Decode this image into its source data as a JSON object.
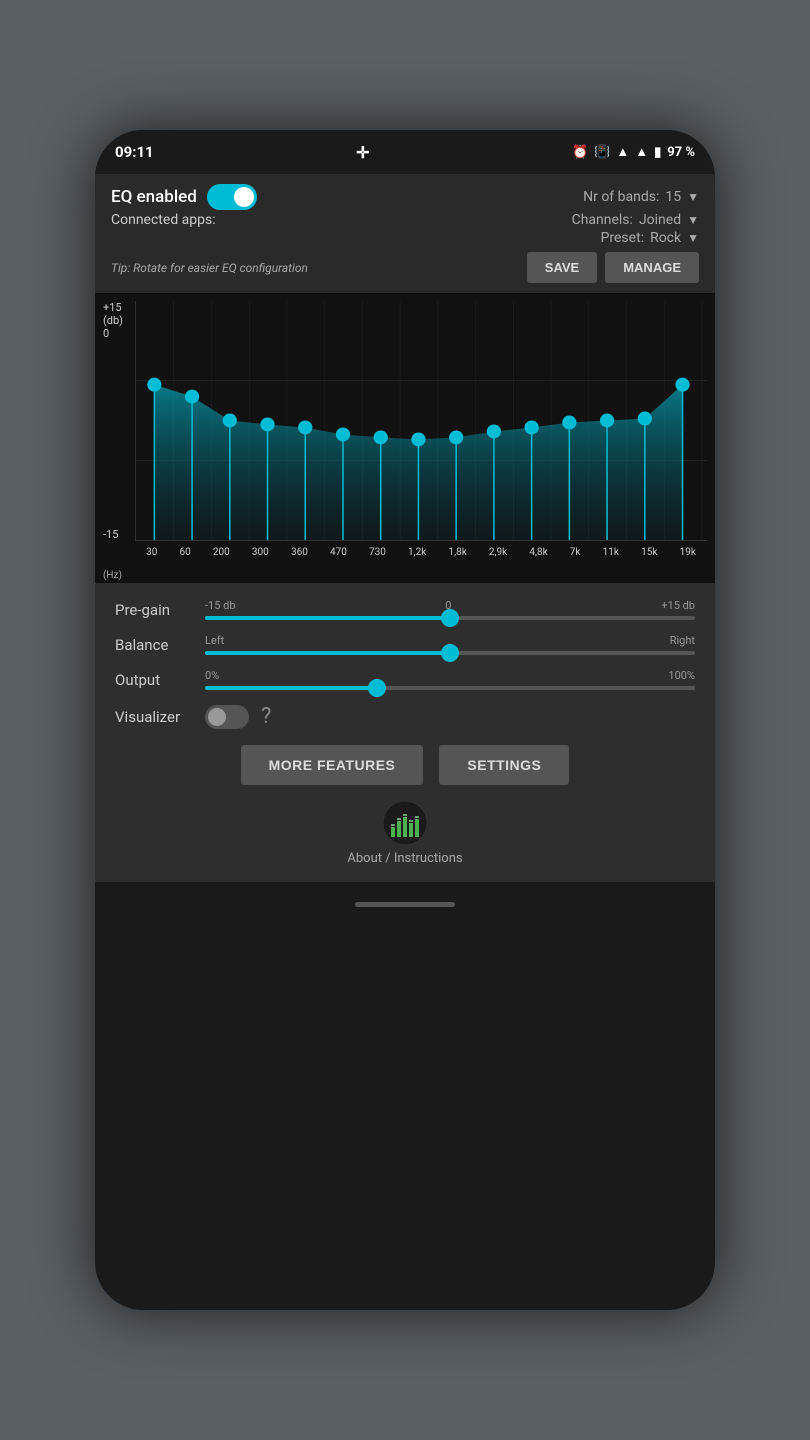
{
  "statusBar": {
    "time": "09:11",
    "battery": "97 %",
    "icons": [
      "alarm-icon",
      "vibrate-icon",
      "wifi-icon",
      "signal-icon",
      "battery-icon"
    ]
  },
  "header": {
    "eqEnabledLabel": "EQ enabled",
    "eqEnabled": true,
    "nrBandsLabel": "Nr of bands:",
    "nrBandsValue": "15",
    "connectedAppsLabel": "Connected apps:",
    "channelsLabel": "Channels:",
    "channelsValue": "Joined",
    "presetLabel": "Preset:",
    "presetValue": "Rock",
    "tipText": "Tip: Rotate for easier EQ configuration",
    "saveLabel": "SAVE",
    "manageLabel": "MANAGE"
  },
  "eqChart": {
    "yLabels": [
      "+15",
      "(db)",
      "0",
      "-15"
    ],
    "xLabels": [
      "30",
      "60",
      "200",
      "300",
      "360",
      "470",
      "730",
      "1,2k",
      "1,8k",
      "2,9k",
      "4,8k",
      "7k",
      "11k",
      "15k",
      "19k"
    ],
    "xSubLabel": "(Hz)",
    "bands": [
      {
        "freq": "30",
        "gainPct": 0.65
      },
      {
        "freq": "60",
        "gainPct": 0.6
      },
      {
        "freq": "200",
        "gainPct": 0.5
      },
      {
        "freq": "300",
        "gainPct": 0.48
      },
      {
        "freq": "360",
        "gainPct": 0.47
      },
      {
        "freq": "470",
        "gainPct": 0.44
      },
      {
        "freq": "730",
        "gainPct": 0.43
      },
      {
        "freq": "1,2k",
        "gainPct": 0.42
      },
      {
        "freq": "1,8k",
        "gainPct": 0.43
      },
      {
        "freq": "2,9k",
        "gainPct": 0.45
      },
      {
        "freq": "4,8k",
        "gainPct": 0.47
      },
      {
        "freq": "7k",
        "gainPct": 0.49
      },
      {
        "freq": "11k",
        "gainPct": 0.5
      },
      {
        "freq": "15k",
        "gainPct": 0.51
      },
      {
        "freq": "19k",
        "gainPct": 0.65
      }
    ]
  },
  "controls": {
    "pregain": {
      "label": "Pre-gain",
      "minLabel": "-15 db",
      "midLabel": "0",
      "maxLabel": "+15 db",
      "valuePct": 50
    },
    "balance": {
      "label": "Balance",
      "minLabel": "Left",
      "maxLabel": "Right",
      "valuePct": 50
    },
    "output": {
      "label": "Output",
      "minLabel": "0%",
      "maxLabel": "100%",
      "valuePct": 35
    },
    "visualizer": {
      "label": "Visualizer",
      "enabled": false
    }
  },
  "bottomButtons": {
    "moreFeaturesLabel": "MORE FEATURES",
    "settingsLabel": "SETTINGS"
  },
  "about": {
    "label": "About / Instructions"
  }
}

--- What the task requires ---
List each line of the records that holds the string "maxLabel".

--- Response to this task ---
      "maxLabel": "+15 db",
      "maxLabel": "Right",
      "maxLabel": "100%",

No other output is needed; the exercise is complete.